* [Records to process]
= = =
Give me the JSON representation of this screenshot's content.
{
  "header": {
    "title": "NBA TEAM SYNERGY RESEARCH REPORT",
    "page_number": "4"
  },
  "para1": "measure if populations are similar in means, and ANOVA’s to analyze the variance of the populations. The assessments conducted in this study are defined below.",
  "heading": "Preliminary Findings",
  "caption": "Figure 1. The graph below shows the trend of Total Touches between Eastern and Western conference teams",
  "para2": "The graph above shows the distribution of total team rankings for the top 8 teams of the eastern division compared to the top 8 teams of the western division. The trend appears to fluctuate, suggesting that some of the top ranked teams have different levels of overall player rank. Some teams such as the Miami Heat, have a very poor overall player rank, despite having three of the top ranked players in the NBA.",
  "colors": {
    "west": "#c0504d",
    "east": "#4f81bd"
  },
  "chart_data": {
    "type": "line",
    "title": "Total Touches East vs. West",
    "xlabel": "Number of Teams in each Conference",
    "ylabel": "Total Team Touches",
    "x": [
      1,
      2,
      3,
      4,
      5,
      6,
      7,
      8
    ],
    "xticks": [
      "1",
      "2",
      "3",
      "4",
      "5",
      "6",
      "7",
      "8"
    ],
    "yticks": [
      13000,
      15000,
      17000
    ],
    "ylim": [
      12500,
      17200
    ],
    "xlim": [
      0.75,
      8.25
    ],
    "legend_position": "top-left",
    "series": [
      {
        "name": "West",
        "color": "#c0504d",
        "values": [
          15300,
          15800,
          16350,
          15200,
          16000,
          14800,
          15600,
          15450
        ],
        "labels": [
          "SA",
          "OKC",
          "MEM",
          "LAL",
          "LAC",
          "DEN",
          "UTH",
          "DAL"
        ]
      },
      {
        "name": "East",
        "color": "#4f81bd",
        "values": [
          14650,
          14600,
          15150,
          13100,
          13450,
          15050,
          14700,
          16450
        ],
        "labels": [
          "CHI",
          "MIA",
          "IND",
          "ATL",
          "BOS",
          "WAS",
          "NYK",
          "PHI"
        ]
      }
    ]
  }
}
= = =
* [What to do] Copy out the whole listing, exactly as written.

* [Task answer]
Give me the JSON representation of this screenshot's content.
{
  "header": {
    "title": "NBA TEAM SYNERGY RESEARCH REPORT",
    "page_number": "4"
  },
  "para1": "measure if populations are similar in means, and ANOVA’s to analyze the variance of the populations. The assessments conducted in this study are defined below.",
  "heading": "Preliminary Findings",
  "caption": "Figure 1. The graph below shows the trend of Total Touches between Eastern and Western conference teams",
  "para2": "The graph above shows the distribution of total team rankings for the top 8 teams of the eastern division compared to the top 8 teams of the western division. The trend appears to fluctuate, suggesting that some of the top ranked teams have different levels of overall player rank. Some teams such as the Miami Heat, have a very poor overall player rank, despite having three of the top ranked players in the NBA.",
  "colors": {
    "west": "#c0504d",
    "east": "#4f81bd"
  },
  "chart_data": {
    "type": "line",
    "title": "Total Touches East vs. West",
    "xlabel": "Number of Teams in each Conference",
    "ylabel": "Total Team Touches",
    "x": [
      1,
      2,
      3,
      4,
      5,
      6,
      7,
      8
    ],
    "xticks": [
      "1",
      "2",
      "3",
      "4",
      "5",
      "6",
      "7",
      "8"
    ],
    "yticks": [
      13000,
      15000,
      17000
    ],
    "ylim": [
      12500,
      17200
    ],
    "xlim": [
      0.75,
      8.25
    ],
    "legend_position": "top-left",
    "series": [
      {
        "name": "West",
        "color": "#c0504d",
        "values": [
          15300,
          15800,
          16350,
          15200,
          16000,
          14800,
          15600,
          15450
        ],
        "labels": [
          "SA",
          "OKC",
          "MEM",
          "LAL",
          "LAC",
          "DEN",
          "UTH",
          "DAL"
        ]
      },
      {
        "name": "East",
        "color": "#4f81bd",
        "values": [
          14650,
          14600,
          15150,
          13100,
          13450,
          15050,
          14700,
          16450
        ],
        "labels": [
          "CHI",
          "MIA",
          "IND",
          "ATL",
          "BOS",
          "WAS",
          "NYK",
          "PHI"
        ]
      }
    ]
  }
}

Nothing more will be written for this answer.